### The problem
Give the data a second time, exactly and in full.
___
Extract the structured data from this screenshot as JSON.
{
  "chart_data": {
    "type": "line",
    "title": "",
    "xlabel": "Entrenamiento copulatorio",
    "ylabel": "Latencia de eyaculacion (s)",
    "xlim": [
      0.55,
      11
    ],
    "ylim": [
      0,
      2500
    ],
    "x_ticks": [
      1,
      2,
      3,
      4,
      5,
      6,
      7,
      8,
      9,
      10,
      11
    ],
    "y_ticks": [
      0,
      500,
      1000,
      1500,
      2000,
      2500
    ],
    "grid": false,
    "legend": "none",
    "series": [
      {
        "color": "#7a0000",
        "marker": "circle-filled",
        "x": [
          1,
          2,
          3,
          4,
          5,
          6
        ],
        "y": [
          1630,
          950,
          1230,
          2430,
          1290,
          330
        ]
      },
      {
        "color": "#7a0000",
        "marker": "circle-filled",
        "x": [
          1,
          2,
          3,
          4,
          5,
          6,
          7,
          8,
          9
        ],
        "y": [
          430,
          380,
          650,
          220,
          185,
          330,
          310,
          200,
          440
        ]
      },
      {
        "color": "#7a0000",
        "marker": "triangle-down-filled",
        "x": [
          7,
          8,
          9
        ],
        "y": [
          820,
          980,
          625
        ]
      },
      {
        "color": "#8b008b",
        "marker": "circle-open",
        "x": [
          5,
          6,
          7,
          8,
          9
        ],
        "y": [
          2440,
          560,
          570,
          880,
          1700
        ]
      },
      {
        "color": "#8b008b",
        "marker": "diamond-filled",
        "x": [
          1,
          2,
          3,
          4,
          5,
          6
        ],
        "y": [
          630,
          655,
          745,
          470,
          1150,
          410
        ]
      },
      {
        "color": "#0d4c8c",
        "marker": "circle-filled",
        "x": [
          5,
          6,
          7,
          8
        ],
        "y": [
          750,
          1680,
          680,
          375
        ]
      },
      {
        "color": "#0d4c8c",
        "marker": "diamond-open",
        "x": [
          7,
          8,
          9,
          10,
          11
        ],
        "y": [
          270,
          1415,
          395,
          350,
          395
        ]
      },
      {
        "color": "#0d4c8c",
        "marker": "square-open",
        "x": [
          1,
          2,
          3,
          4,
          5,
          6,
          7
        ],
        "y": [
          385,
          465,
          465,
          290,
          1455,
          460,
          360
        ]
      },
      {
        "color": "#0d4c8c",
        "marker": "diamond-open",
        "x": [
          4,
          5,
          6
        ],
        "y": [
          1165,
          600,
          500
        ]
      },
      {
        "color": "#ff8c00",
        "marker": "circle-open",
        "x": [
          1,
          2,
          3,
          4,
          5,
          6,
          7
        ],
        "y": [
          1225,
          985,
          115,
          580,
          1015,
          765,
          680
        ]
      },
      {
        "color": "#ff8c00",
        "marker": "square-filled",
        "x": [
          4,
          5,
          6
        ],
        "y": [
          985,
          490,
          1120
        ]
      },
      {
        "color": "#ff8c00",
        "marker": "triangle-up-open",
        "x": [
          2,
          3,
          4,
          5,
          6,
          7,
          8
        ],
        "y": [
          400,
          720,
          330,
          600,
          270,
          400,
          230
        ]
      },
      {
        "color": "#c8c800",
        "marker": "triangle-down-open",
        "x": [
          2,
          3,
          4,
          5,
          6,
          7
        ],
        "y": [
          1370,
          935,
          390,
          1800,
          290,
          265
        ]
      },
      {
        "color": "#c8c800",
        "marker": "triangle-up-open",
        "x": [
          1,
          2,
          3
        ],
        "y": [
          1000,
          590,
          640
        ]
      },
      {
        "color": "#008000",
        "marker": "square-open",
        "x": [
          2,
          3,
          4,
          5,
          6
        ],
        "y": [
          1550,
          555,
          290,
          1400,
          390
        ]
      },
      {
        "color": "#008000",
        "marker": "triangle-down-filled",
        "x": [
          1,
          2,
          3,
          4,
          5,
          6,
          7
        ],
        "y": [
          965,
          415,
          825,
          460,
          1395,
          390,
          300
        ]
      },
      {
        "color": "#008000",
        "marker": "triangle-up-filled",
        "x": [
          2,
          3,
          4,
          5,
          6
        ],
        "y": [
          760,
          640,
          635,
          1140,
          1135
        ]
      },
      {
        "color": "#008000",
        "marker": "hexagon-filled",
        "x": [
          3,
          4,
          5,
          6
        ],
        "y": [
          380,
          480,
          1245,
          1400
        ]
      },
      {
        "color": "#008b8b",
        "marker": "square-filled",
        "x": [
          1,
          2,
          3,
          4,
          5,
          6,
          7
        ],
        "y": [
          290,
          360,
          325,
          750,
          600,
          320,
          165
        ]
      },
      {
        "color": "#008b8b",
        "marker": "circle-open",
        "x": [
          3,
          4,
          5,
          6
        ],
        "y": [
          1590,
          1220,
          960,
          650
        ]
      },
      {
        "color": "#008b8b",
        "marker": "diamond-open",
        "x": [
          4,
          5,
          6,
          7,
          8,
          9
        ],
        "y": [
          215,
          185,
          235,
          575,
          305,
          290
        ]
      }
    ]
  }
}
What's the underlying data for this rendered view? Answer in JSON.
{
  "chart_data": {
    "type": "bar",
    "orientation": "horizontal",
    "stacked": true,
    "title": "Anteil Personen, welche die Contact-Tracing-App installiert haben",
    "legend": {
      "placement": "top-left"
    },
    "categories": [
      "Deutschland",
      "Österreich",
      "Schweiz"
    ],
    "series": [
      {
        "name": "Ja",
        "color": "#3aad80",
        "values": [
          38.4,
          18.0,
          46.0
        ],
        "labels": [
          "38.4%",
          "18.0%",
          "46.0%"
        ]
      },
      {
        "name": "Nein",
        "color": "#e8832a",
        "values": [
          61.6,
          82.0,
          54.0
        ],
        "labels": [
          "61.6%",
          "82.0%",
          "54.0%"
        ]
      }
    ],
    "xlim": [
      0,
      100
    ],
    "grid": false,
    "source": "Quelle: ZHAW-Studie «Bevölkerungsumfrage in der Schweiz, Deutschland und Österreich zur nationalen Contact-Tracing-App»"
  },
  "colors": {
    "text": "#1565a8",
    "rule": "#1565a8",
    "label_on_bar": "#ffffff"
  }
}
___
### Full answer
Extract the structured data from this screenshot as JSON.
{
  "chart_data": {
    "type": "line",
    "title": "",
    "xlabel": "Entrenamiento copulatorio",
    "ylabel": "Latencia de eyaculacion (s)",
    "xlim": [
      0.55,
      11
    ],
    "ylim": [
      0,
      2500
    ],
    "x_ticks": [
      1,
      2,
      3,
      4,
      5,
      6,
      7,
      8,
      9,
      10,
      11
    ],
    "y_ticks": [
      0,
      500,
      1000,
      1500,
      2000,
      2500
    ],
    "grid": false,
    "legend": "none",
    "series": [
      {
        "color": "#7a0000",
        "marker": "circle-filled",
        "x": [
          1,
          2,
          3,
          4,
          5,
          6
        ],
        "y": [
          1630,
          950,
          1230,
          2430,
          1290,
          330
        ]
      },
      {
        "color": "#7a0000",
        "marker": "circle-filled",
        "x": [
          1,
          2,
          3,
          4,
          5,
          6,
          7,
          8,
          9
        ],
        "y": [
          430,
          380,
          650,
          220,
          185,
          330,
          310,
          200,
          440
        ]
      },
      {
        "color": "#7a0000",
        "marker": "triangle-down-filled",
        "x": [
          7,
          8,
          9
        ],
        "y": [
          820,
          980,
          625
        ]
      },
      {
        "color": "#8b008b",
        "marker": "circle-open",
        "x": [
          5,
          6,
          7,
          8,
          9
        ],
        "y": [
          2440,
          560,
          570,
          880,
          1700
        ]
      },
      {
        "color": "#8b008b",
        "marker": "diamond-filled",
        "x": [
          1,
          2,
          3,
          4,
          5,
          6
        ],
        "y": [
          630,
          655,
          745,
          470,
          1150,
          410
        ]
      },
      {
        "color": "#0d4c8c",
        "marker": "circle-filled",
        "x": [
          5,
          6,
          7,
          8
        ],
        "y": [
          750,
          1680,
          680,
          375
        ]
      },
      {
        "color": "#0d4c8c",
        "marker": "diamond-open",
        "x": [
          7,
          8,
          9,
          10,
          11
        ],
        "y": [
          270,
          1415,
          395,
          350,
          395
        ]
      },
      {
        "color": "#0d4c8c",
        "marker": "square-open",
        "x": [
          1,
          2,
          3,
          4,
          5,
          6,
          7
        ],
        "y": [
          385,
          465,
          465,
          290,
          1455,
          460,
          360
        ]
      },
      {
        "color": "#0d4c8c",
        "marker": "diamond-open",
        "x": [
          4,
          5,
          6
        ],
        "y": [
          1165,
          600,
          500
        ]
      },
      {
        "color": "#ff8c00",
        "marker": "circle-open",
        "x": [
          1,
          2,
          3,
          4,
          5,
          6,
          7
        ],
        "y": [
          1225,
          985,
          115,
          580,
          1015,
          765,
          680
        ]
      },
      {
        "color": "#ff8c00",
        "marker": "square-filled",
        "x": [
          4,
          5,
          6
        ],
        "y": [
          985,
          490,
          1120
        ]
      },
      {
        "color": "#ff8c00",
        "marker": "triangle-up-open",
        "x": [
          2,
          3,
          4,
          5,
          6,
          7,
          8
        ],
        "y": [
          400,
          720,
          330,
          600,
          270,
          400,
          230
        ]
      },
      {
        "color": "#c8c800",
        "marker": "triangle-down-open",
        "x": [
          2,
          3,
          4,
          5,
          6,
          7
        ],
        "y": [
          1370,
          935,
          390,
          1800,
          290,
          265
        ]
      },
      {
        "color": "#c8c800",
        "marker": "triangle-up-open",
        "x": [
          1,
          2,
          3
        ],
        "y": [
          1000,
          590,
          640
        ]
      },
      {
        "color": "#008000",
        "marker": "square-open",
        "x": [
          2,
          3,
          4,
          5,
          6
        ],
        "y": [
          1550,
          555,
          290,
          1400,
          390
        ]
      },
      {
        "color": "#008000",
        "marker": "triangle-down-filled",
        "x": [
          1,
          2,
          3,
          4,
          5,
          6,
          7
        ],
        "y": [
          965,
          415,
          825,
          460,
          1395,
          390,
          300
        ]
      },
      {
        "color": "#008000",
        "marker": "triangle-up-filled",
        "x": [
          2,
          3,
          4,
          5,
          6
        ],
        "y": [
          760,
          640,
          635,
          1140,
          1135
        ]
      },
      {
        "color": "#008000",
        "marker": "hexagon-filled",
        "x": [
          3,
          4,
          5,
          6
        ],
        "y": [
          380,
          480,
          1245,
          1400
        ]
      },
      {
        "color": "#008b8b",
        "marker": "square-filled",
        "x": [
          1,
          2,
          3,
          4,
          5,
          6,
          7
        ],
        "y": [
          290,
          360,
          325,
          750,
          600,
          320,
          165
        ]
      },
      {
        "color": "#008b8b",
        "marker": "circle-open",
        "x": [
          3,
          4,
          5,
          6
        ],
        "y": [
          1590,
          1220,
          960,
          650
        ]
      },
      {
        "color": "#008b8b",
        "marker": "diamond-open",
        "x": [
          4,
          5,
          6,
          7,
          8,
          9
        ],
        "y": [
          215,
          185,
          235,
          575,
          305,
          290
        ]
      }
    ]
  }
}
What's the underlying data for this rendered view? Answer in JSON.
{
  "chart_data": {
    "type": "bar",
    "orientation": "horizontal",
    "stacked": true,
    "title": "Anteil Personen, welche die Contact-Tracing-App installiert haben",
    "legend": {
      "placement": "top-left"
    },
    "categories": [
      "Deutschland",
      "Österreich",
      "Schweiz"
    ],
    "series": [
      {
        "name": "Ja",
        "color": "#3aad80",
        "values": [
          38.4,
          18.0,
          46.0
        ],
        "labels": [
          "38.4%",
          "18.0%",
          "46.0%"
        ]
      },
      {
        "name": "Nein",
        "color": "#e8832a",
        "values": [
          61.6,
          82.0,
          54.0
        ],
        "labels": [
          "61.6%",
          "82.0%",
          "54.0%"
        ]
      }
    ],
    "xlim": [
      0,
      100
    ],
    "grid": false,
    "source": "Quelle: ZHAW-Studie «Bevölkerungsumfrage in der Schweiz, Deutschland und Österreich zur nationalen Contact-Tracing-App»"
  },
  "colors": {
    "text": "#1565a8",
    "rule": "#1565a8",
    "label_on_bar": "#ffffff"
  }
}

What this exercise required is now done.